**EXERCISE REQUIREMENTS:** Your answer must consist solely of the number of lines that contain the word "temperature".

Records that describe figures
====
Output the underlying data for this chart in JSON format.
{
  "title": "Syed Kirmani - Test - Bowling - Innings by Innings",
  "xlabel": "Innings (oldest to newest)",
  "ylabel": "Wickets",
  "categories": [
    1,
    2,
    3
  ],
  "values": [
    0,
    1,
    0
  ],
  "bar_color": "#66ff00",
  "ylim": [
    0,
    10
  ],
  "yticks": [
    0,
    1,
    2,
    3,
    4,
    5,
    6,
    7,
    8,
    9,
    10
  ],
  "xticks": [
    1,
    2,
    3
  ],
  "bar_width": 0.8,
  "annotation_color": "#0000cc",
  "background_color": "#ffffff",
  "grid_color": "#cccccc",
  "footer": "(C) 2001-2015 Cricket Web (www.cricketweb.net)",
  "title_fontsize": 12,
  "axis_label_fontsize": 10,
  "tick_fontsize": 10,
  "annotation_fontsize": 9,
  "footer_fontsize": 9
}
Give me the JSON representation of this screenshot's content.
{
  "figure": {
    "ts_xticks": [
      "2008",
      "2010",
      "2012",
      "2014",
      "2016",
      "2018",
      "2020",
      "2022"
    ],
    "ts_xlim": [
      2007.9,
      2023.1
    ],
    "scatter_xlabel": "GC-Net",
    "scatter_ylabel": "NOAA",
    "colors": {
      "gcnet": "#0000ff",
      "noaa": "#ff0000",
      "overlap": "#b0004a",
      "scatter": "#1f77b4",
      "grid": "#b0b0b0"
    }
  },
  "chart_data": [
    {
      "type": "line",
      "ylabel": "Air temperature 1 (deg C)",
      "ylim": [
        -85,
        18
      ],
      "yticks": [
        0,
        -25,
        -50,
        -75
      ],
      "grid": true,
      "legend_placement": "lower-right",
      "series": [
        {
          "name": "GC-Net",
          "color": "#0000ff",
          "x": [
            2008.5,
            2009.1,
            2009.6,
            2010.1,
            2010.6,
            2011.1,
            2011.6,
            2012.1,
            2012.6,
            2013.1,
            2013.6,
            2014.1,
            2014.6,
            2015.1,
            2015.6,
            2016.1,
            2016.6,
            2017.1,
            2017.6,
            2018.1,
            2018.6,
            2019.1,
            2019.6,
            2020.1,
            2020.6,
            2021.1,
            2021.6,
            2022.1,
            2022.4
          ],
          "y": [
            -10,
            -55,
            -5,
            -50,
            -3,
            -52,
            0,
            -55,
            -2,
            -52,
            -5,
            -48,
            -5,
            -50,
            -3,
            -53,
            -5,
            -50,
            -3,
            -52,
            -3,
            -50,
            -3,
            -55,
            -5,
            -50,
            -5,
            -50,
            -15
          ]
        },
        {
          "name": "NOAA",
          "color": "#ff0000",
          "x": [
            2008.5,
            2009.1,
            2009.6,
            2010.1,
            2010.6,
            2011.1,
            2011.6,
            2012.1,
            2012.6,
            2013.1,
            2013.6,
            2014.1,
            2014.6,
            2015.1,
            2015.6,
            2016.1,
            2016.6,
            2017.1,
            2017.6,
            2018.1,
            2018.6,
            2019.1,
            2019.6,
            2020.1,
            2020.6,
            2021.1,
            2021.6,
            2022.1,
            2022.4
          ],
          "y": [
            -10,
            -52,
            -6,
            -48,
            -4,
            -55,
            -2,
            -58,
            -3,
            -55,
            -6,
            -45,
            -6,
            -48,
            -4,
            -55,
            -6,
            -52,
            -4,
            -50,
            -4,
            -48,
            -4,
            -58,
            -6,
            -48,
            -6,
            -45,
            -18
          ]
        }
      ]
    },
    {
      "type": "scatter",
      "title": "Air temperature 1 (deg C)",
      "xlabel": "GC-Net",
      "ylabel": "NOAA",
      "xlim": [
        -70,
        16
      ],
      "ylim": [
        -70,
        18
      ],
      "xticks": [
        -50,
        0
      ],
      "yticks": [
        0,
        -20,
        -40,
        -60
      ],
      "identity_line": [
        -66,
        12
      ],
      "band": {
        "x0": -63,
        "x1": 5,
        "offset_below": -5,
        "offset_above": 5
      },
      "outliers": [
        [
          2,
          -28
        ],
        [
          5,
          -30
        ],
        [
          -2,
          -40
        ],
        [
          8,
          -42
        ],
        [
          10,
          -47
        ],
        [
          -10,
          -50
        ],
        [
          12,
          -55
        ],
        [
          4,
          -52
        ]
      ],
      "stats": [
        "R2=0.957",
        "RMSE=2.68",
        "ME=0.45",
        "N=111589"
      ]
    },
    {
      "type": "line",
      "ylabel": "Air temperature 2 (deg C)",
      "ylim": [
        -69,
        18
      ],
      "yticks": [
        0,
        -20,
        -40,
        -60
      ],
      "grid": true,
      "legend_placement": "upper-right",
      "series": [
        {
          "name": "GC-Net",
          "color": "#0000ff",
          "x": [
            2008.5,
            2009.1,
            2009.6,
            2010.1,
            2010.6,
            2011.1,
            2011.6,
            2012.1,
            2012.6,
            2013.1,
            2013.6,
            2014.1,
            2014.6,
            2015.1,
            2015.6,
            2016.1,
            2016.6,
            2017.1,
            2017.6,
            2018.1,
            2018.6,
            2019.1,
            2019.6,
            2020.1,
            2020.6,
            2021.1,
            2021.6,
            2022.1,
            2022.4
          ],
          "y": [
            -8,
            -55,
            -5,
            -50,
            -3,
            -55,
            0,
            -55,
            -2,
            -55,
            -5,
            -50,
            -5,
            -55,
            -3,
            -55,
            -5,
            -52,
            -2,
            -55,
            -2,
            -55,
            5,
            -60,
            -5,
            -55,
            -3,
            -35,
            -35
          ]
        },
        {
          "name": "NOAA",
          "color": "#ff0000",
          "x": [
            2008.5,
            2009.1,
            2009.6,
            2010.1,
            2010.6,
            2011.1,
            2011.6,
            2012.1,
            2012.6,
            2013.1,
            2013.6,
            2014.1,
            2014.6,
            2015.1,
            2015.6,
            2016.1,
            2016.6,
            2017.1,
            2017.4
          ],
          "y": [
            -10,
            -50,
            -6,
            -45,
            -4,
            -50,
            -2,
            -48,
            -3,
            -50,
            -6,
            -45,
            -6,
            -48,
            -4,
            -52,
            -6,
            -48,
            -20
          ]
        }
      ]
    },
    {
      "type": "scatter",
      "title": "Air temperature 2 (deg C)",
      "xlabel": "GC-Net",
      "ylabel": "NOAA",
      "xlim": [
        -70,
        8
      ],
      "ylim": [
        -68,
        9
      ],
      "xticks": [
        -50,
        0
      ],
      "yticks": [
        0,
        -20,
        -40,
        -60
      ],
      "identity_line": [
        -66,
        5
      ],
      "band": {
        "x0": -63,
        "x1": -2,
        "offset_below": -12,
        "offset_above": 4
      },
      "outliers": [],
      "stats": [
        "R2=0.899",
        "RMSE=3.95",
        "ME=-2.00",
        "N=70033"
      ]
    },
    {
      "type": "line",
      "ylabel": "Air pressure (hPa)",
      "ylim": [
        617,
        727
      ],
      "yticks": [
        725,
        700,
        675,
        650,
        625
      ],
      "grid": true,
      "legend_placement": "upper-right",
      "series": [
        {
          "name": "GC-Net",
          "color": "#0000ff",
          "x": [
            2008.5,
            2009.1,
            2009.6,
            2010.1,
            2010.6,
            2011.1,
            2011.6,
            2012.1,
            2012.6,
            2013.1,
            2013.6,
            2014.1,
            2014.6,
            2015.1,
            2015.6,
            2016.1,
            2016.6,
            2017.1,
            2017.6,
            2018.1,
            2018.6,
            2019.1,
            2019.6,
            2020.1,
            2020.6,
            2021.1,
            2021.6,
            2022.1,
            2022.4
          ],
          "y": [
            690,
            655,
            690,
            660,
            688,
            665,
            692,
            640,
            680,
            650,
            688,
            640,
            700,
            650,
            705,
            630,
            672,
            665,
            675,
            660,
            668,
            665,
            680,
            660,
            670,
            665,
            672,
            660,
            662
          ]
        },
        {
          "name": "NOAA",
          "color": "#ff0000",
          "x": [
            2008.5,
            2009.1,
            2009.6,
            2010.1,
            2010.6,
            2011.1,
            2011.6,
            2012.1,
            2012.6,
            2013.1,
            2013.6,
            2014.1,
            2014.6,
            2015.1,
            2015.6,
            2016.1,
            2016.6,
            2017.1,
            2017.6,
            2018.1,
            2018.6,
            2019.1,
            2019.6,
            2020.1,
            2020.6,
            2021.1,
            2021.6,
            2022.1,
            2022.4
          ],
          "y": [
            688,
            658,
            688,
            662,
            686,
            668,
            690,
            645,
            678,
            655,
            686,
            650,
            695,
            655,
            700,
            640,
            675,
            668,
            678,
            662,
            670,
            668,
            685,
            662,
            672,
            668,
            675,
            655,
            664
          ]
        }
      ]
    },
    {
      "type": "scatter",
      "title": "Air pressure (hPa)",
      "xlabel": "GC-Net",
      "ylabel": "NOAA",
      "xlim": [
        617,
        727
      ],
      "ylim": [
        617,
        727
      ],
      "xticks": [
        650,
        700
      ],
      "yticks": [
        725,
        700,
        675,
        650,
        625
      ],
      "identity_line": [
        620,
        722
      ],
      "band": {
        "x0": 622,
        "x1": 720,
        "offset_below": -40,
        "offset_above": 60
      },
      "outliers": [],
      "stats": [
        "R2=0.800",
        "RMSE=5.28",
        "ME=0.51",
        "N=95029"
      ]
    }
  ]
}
====
**RESULT:** 4